Problem —
Output each line of the material exactly as it stands.

Dataset —
┌──

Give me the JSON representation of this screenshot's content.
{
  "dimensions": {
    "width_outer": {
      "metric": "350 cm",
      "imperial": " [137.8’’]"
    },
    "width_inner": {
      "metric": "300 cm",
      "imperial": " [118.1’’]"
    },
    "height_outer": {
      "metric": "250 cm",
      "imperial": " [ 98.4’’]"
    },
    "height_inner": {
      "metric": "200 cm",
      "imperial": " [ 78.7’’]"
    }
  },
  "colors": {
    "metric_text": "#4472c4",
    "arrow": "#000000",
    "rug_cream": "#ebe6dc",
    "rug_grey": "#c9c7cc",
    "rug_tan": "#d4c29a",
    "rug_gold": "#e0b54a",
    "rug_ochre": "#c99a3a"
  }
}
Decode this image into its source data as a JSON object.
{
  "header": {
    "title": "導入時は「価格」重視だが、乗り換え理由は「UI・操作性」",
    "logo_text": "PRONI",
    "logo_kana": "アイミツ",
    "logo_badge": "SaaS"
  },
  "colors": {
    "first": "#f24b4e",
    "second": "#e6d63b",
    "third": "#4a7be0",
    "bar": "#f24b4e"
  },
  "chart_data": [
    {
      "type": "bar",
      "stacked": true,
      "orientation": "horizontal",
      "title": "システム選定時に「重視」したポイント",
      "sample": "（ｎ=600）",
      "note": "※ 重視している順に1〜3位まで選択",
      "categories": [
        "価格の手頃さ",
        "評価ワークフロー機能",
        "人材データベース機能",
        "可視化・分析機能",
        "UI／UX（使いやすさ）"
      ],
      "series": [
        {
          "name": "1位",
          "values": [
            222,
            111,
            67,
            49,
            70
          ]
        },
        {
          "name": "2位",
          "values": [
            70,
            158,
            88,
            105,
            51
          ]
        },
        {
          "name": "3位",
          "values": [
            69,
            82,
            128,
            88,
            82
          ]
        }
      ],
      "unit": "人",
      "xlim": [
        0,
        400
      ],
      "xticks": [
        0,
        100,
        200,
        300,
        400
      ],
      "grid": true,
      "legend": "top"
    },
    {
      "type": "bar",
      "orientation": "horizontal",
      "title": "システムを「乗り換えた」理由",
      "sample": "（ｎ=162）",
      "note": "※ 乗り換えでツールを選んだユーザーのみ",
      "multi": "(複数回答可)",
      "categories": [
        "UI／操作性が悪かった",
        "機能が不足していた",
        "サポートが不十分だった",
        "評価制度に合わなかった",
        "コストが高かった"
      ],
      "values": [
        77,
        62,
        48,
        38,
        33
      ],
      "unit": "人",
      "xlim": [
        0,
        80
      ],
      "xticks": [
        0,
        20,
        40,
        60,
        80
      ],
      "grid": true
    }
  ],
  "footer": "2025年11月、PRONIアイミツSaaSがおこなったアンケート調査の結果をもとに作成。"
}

└──

Exercise response —
Give me the JSON representation of this screenshot's content.
{
  "dimensions": {
    "width_outer": {
      "metric": "350 cm",
      "imperial": " [137.8’’]"
    },
    "width_inner": {
      "metric": "300 cm",
      "imperial": " [118.1’’]"
    },
    "height_outer": {
      "metric": "250 cm",
      "imperial": " [ 98.4’’]"
    },
    "height_inner": {
      "metric": "200 cm",
      "imperial": " [ 78.7’’]"
    }
  },
  "colors": {
    "metric_text": "#4472c4",
    "arrow": "#000000",
    "rug_cream": "#ebe6dc",
    "rug_grey": "#c9c7cc",
    "rug_tan": "#d4c29a",
    "rug_gold": "#e0b54a",
    "rug_ochre": "#c99a3a"
  }
}
Decode this image into its source data as a JSON object.
{
  "header": {
    "title": "導入時は「価格」重視だが、乗り換え理由は「UI・操作性」",
    "logo_text": "PRONI",
    "logo_kana": "アイミツ",
    "logo_badge": "SaaS"
  },
  "colors": {
    "first": "#f24b4e",
    "second": "#e6d63b",
    "third": "#4a7be0",
    "bar": "#f24b4e"
  },
  "chart_data": [
    {
      "type": "bar",
      "stacked": true,
      "orientation": "horizontal",
      "title": "システム選定時に「重視」したポイント",
      "sample": "（ｎ=600）",
      "note": "※ 重視している順に1〜3位まで選択",
      "categories": [
        "価格の手頃さ",
        "評価ワークフロー機能",
        "人材データベース機能",
        "可視化・分析機能",
        "UI／UX（使いやすさ）"
      ],
      "series": [
        {
          "name": "1位",
          "values": [
            222,
            111,
            67,
            49,
            70
          ]
        },
        {
          "name": "2位",
          "values": [
            70,
            158,
            88,
            105,
            51
          ]
        },
        {
          "name": "3位",
          "values": [
            69,
            82,
            128,
            88,
            82
          ]
        }
      ],
      "unit": "人",
      "xlim": [
        0,
        400
      ],
      "xticks": [
        0,
        100,
        200,
        300,
        400
      ],
      "grid": true,
      "legend": "top"
    },
    {
      "type": "bar",
      "orientation": "horizontal",
      "title": "システムを「乗り換えた」理由",
      "sample": "（ｎ=162）",
      "note": "※ 乗り換えでツールを選んだユーザーのみ",
      "multi": "(複数回答可)",
      "categories": [
        "UI／操作性が悪かった",
        "機能が不足していた",
        "サポートが不十分だった",
        "評価制度に合わなかった",
        "コストが高かった"
      ],
      "values": [
        77,
        62,
        48,
        38,
        33
      ],
      "unit": "人",
      "xlim": [
        0,
        80
      ],
      "xticks": [
        0,
        20,
        40,
        60,
        80
      ],
      "grid": true
    }
  ],
  "footer": "2025年11月、PRONIアイミツSaaSがおこなったアンケート調査の結果をもとに作成。"
}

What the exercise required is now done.